▶ [INSTRUCTIONS TO FOLLOW]:
Write the entries out again exactly as they stand, but without the pictures.
* * * * *
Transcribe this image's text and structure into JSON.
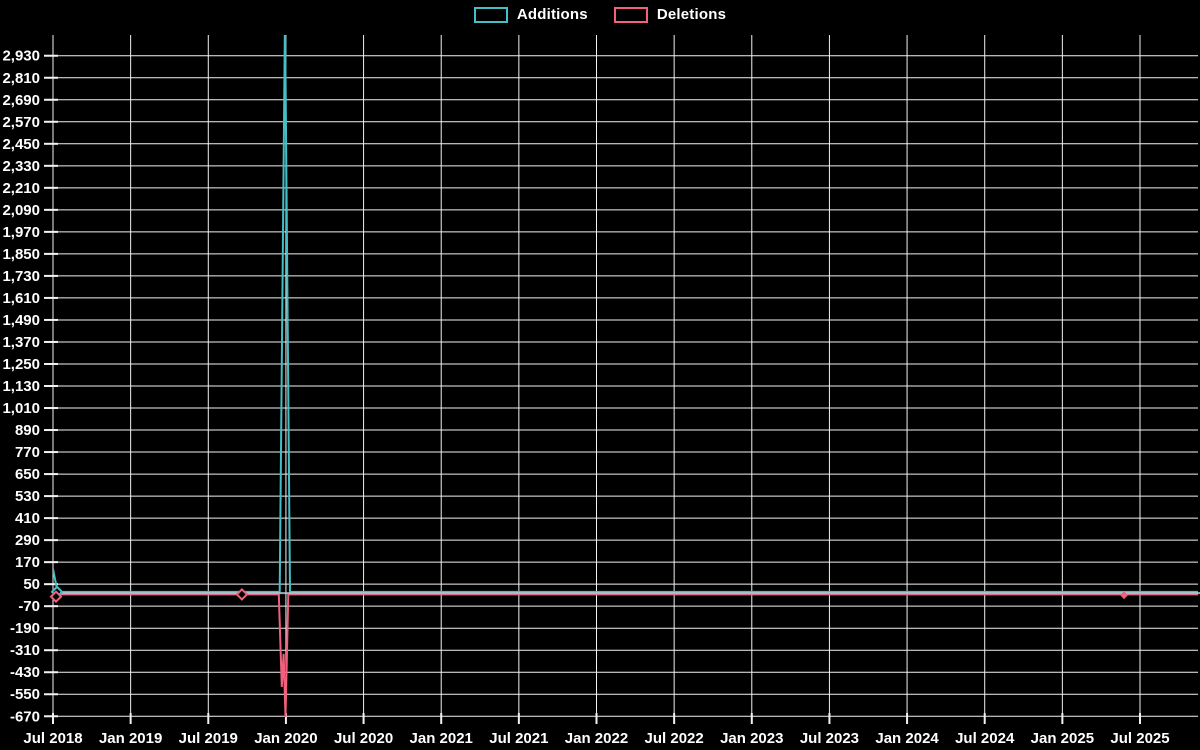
{
  "colors": {
    "background": "#000000",
    "grid": "#f2f2f2",
    "text": "#ffffff",
    "additions": "#45bec6",
    "deletions": "#ef617c",
    "flat_overlay_line": "#b9cdd6"
  },
  "legend": {
    "items": [
      {
        "label": "Additions",
        "color": "#45bec6"
      },
      {
        "label": "Deletions",
        "color": "#ef617c"
      }
    ]
  },
  "chart_data": {
    "type": "line",
    "title": "",
    "xlabel": "",
    "ylabel": "",
    "legend_position": "top-center",
    "grid": "on",
    "x_tick_labels": [
      "Jul 2018",
      "Jan 2019",
      "Jul 2019",
      "Jan 2020",
      "Jul 2020",
      "Jan 2021",
      "Jul 2021",
      "Jan 2022",
      "Jul 2022",
      "Jan 2023",
      "Jul 2023",
      "Jan 2024",
      "Jul 2024",
      "Jan 2025",
      "Jul 2025"
    ],
    "x_range": "Jul 2018 to ~Nov 2025",
    "y_ticks": [
      2930,
      2810,
      2690,
      2570,
      2450,
      2330,
      2210,
      2090,
      1970,
      1850,
      1730,
      1610,
      1490,
      1370,
      1250,
      1130,
      1010,
      890,
      770,
      650,
      530,
      410,
      290,
      170,
      50,
      -70,
      -190,
      -310,
      -430,
      -550,
      -670
    ],
    "y_tick_labels": [
      "2,930",
      "2,810",
      "2,690",
      "2,570",
      "2,450",
      "2,330",
      "2,210",
      "2,090",
      "1,970",
      "1,850",
      "1,730",
      "1,610",
      "1,490",
      "1,370",
      "1,250",
      "1,130",
      "1,010",
      "890",
      "770",
      "650",
      "530",
      "410",
      "290",
      "170",
      "50",
      "-70",
      "-190",
      "-310",
      "-430",
      "-550",
      "-670"
    ],
    "ylim": [
      -674,
      3043
    ],
    "series": [
      {
        "name": "Additions",
        "color": "#45bec6",
        "peak_note": "spike ~Jan 2020 exceeds 3,040 (clipped at chart top)",
        "points": [
          [
            0,
            133
          ],
          [
            0.004,
            8
          ],
          [
            0.198,
            8
          ],
          [
            0.2026,
            3150
          ],
          [
            0.207,
            8
          ],
          [
            1,
            8
          ]
        ],
        "markers": [
          [
            0.0035,
            8
          ]
        ],
        "small_markers": []
      },
      {
        "name": "Deletions",
        "color": "#ef617c",
        "peak_note": "trough ~Jan 2020 reaches about -670",
        "points": [
          [
            0,
            -18
          ],
          [
            0.004,
            -6
          ],
          [
            0.1972,
            -6
          ],
          [
            0.1998,
            -510
          ],
          [
            0.2014,
            -330
          ],
          [
            0.2031,
            -674
          ],
          [
            0.2055,
            -6
          ],
          [
            1,
            -6
          ]
        ],
        "markers": [
          [
            0.0026,
            -18
          ],
          [
            0.165,
            -6
          ]
        ],
        "small_markers": [
          [
            0.9354,
            -10
          ]
        ]
      }
    ]
  }
}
* * * * *
▶ [ANSWER FOR THIS EXERCISE]:
Transcribe this image's text and structure into JSON.
{
  "colors": {
    "background": "#000000",
    "grid": "#f2f2f2",
    "text": "#ffffff",
    "additions": "#45bec6",
    "deletions": "#ef617c",
    "flat_overlay_line": "#b9cdd6"
  },
  "legend": {
    "items": [
      {
        "label": "Additions",
        "color": "#45bec6"
      },
      {
        "label": "Deletions",
        "color": "#ef617c"
      }
    ]
  },
  "chart_data": {
    "type": "line",
    "title": "",
    "xlabel": "",
    "ylabel": "",
    "legend_position": "top-center",
    "grid": "on",
    "x_tick_labels": [
      "Jul 2018",
      "Jan 2019",
      "Jul 2019",
      "Jan 2020",
      "Jul 2020",
      "Jan 2021",
      "Jul 2021",
      "Jan 2022",
      "Jul 2022",
      "Jan 2023",
      "Jul 2023",
      "Jan 2024",
      "Jul 2024",
      "Jan 2025",
      "Jul 2025"
    ],
    "x_range": "Jul 2018 to ~Nov 2025",
    "y_ticks": [
      2930,
      2810,
      2690,
      2570,
      2450,
      2330,
      2210,
      2090,
      1970,
      1850,
      1730,
      1610,
      1490,
      1370,
      1250,
      1130,
      1010,
      890,
      770,
      650,
      530,
      410,
      290,
      170,
      50,
      -70,
      -190,
      -310,
      -430,
      -550,
      -670
    ],
    "y_tick_labels": [
      "2,930",
      "2,810",
      "2,690",
      "2,570",
      "2,450",
      "2,330",
      "2,210",
      "2,090",
      "1,970",
      "1,850",
      "1,730",
      "1,610",
      "1,490",
      "1,370",
      "1,250",
      "1,130",
      "1,010",
      "890",
      "770",
      "650",
      "530",
      "410",
      "290",
      "170",
      "50",
      "-70",
      "-190",
      "-310",
      "-430",
      "-550",
      "-670"
    ],
    "ylim": [
      -674,
      3043
    ],
    "series": [
      {
        "name": "Additions",
        "color": "#45bec6",
        "peak_note": "spike ~Jan 2020 exceeds 3,040 (clipped at chart top)",
        "points": [
          [
            0,
            133
          ],
          [
            0.004,
            8
          ],
          [
            0.198,
            8
          ],
          [
            0.2026,
            3150
          ],
          [
            0.207,
            8
          ],
          [
            1,
            8
          ]
        ],
        "markers": [
          [
            0.0035,
            8
          ]
        ],
        "small_markers": []
      },
      {
        "name": "Deletions",
        "color": "#ef617c",
        "peak_note": "trough ~Jan 2020 reaches about -670",
        "points": [
          [
            0,
            -18
          ],
          [
            0.004,
            -6
          ],
          [
            0.1972,
            -6
          ],
          [
            0.1998,
            -510
          ],
          [
            0.2014,
            -330
          ],
          [
            0.2031,
            -674
          ],
          [
            0.2055,
            -6
          ],
          [
            1,
            -6
          ]
        ],
        "markers": [
          [
            0.0026,
            -18
          ],
          [
            0.165,
            -6
          ]
        ],
        "small_markers": [
          [
            0.9354,
            -10
          ]
        ]
      }
    ]
  }
}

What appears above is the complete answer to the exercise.